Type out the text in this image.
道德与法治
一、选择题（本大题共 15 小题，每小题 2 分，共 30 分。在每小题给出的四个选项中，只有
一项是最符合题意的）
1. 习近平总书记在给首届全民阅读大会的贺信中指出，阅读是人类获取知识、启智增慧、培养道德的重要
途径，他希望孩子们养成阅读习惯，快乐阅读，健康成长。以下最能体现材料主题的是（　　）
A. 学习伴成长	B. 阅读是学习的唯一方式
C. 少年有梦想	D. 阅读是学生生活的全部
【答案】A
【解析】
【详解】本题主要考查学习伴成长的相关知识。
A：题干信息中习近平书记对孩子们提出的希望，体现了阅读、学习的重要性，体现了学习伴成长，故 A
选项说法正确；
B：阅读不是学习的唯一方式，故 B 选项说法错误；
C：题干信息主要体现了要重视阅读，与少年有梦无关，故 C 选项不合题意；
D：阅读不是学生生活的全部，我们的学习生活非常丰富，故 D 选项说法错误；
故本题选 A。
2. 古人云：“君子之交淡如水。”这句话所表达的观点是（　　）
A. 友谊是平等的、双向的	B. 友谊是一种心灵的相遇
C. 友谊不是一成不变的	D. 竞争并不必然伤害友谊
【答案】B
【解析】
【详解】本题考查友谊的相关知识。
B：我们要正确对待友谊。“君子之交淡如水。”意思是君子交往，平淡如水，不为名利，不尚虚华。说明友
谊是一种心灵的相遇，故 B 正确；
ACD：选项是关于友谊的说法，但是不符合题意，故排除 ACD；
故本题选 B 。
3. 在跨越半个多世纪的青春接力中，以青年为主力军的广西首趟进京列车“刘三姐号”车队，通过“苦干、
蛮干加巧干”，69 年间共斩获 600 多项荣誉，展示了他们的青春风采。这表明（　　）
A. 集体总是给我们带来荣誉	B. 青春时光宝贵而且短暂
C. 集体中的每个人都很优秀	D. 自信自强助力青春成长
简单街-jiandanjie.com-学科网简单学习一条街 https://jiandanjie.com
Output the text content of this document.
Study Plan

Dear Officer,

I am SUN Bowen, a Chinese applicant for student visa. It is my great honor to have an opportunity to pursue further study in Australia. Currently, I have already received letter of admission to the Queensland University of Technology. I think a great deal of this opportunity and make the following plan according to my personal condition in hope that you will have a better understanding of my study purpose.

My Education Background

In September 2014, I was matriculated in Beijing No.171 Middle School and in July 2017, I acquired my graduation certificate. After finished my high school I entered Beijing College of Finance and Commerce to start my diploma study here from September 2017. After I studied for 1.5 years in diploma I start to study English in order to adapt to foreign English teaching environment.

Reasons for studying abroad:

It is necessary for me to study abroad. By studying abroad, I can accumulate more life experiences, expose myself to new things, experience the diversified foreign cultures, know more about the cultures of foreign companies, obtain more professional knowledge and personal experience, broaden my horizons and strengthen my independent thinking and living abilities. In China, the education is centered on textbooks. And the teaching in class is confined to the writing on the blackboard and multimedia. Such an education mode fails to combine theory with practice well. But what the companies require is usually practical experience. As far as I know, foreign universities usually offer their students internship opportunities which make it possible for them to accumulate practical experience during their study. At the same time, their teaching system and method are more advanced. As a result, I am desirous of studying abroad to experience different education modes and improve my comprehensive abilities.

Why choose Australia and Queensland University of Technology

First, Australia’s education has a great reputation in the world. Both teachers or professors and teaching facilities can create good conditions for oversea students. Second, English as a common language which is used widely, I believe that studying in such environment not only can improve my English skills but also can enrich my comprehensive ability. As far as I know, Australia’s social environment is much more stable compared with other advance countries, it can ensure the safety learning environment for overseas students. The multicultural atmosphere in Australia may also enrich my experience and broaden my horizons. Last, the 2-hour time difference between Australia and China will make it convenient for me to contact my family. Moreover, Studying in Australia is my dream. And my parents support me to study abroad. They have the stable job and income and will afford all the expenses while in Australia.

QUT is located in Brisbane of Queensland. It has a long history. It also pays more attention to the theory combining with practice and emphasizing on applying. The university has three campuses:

+++

## [Aim of the task]
Take the entries above and transcribe them in full.

## [The completed task]
Type out the text in this image.
道德与法治
一、选择题（本大题共 15 小题，每小题 2 分，共 30 分。在每小题给出的四个选项中，只有
一项是最符合题意的）
1. 习近平总书记在给首届全民阅读大会的贺信中指出，阅读是人类获取知识、启智增慧、培养道德的重要
途径，他希望孩子们养成阅读习惯，快乐阅读，健康成长。以下最能体现材料主题的是（　　）
A. 学习伴成长	B. 阅读是学习的唯一方式
C. 少年有梦想	D. 阅读是学生生活的全部
【答案】A
【解析】
【详解】本题主要考查学习伴成长的相关知识。
A：题干信息中习近平书记对孩子们提出的希望，体现了阅读、学习的重要性，体现了学习伴成长，故 A
选项说法正确；
B：阅读不是学习的唯一方式，故 B 选项说法错误；
C：题干信息主要体现了要重视阅读，与少年有梦无关，故 C 选项不合题意；
D：阅读不是学生生活的全部，我们的学习生活非常丰富，故 D 选项说法错误；
故本题选 A。
2. 古人云：“君子之交淡如水。”这句话所表达的观点是（　　）
A. 友谊是平等的、双向的	B. 友谊是一种心灵的相遇
C. 友谊不是一成不变的	D. 竞争并不必然伤害友谊
【答案】B
【解析】
【详解】本题考查友谊的相关知识。
B：我们要正确对待友谊。“君子之交淡如水。”意思是君子交往，平淡如水，不为名利，不尚虚华。说明友
谊是一种心灵的相遇，故 B 正确；
ACD：选项是关于友谊的说法，但是不符合题意，故排除 ACD；
故本题选 B 。
3. 在跨越半个多世纪的青春接力中，以青年为主力军的广西首趟进京列车“刘三姐号”车队，通过“苦干、
蛮干加巧干”，69 年间共斩获 600 多项荣誉，展示了他们的青春风采。这表明（　　）
A. 集体总是给我们带来荣誉	B. 青春时光宝贵而且短暂
C. 集体中的每个人都很优秀	D. 自信自强助力青春成长
简单街-jiandanjie.com-学科网简单学习一条街 https://jiandanjie.com
Output the text content of this document.
Study Plan

Dear Officer,

I am SUN Bowen, a Chinese applicant for student visa. It is my great honor to have an opportunity to pursue further study in Australia. Currently, I have already received letter of admission to the Queensland University of Technology. I think a great deal of this opportunity and make the following plan according to my personal condition in hope that you will have a better understanding of my study purpose.

My Education Background

In September 2014, I was matriculated in Beijing No.171 Middle School and in July 2017, I acquired my graduation certificate. After finished my high school I entered Beijing College of Finance and Commerce to start my diploma study here from September 2017. After I studied for 1.5 years in diploma I start to study English in order to adapt to foreign English teaching environment.

Reasons for studying abroad:

It is necessary for me to study abroad. By studying abroad, I can accumulate more life experiences, expose myself to new things, experience the diversified foreign cultures, know more about the cultures of foreign companies, obtain more professional knowledge and personal experience, broaden my horizons and strengthen my independent thinking and living abilities. In China, the education is centered on textbooks. And the teaching in class is confined to the writing on the blackboard and multimedia. Such an education mode fails to combine theory with practice well. But what the companies require is usually practical experience. As far as I know, foreign universities usually offer their students internship opportunities which make it possible for them to accumulate practical experience during their study. At the same time, their teaching system and method are more advanced. As a result, I am desirous of studying abroad to experience different education modes and improve my comprehensive abilities.

Why choose Australia and Queensland University of Technology

First, Australia’s education has a great reputation in the world. Both teachers or professors and teaching facilities can create good conditions for oversea students. Second, English as a common language which is used widely, I believe that studying in such environment not only can improve my English skills but also can enrich my comprehensive ability. As far as I know, Australia’s social environment is much more stable compared with other advance countries, it can ensure the safety learning environment for overseas students. The multicultural atmosphere in Australia may also enrich my experience and broaden my horizons. Last, the 2-hour time difference between Australia and China will make it convenient for me to contact my family. Moreover, Studying in Australia is my dream. And my parents support me to study abroad. They have the stable job and income and will afford all the expenses while in Australia.

QUT is located in Brisbane of Queensland. It has a long history. It also pays more attention to the theory combining with practice and emphasizing on applying. The university has three campuses:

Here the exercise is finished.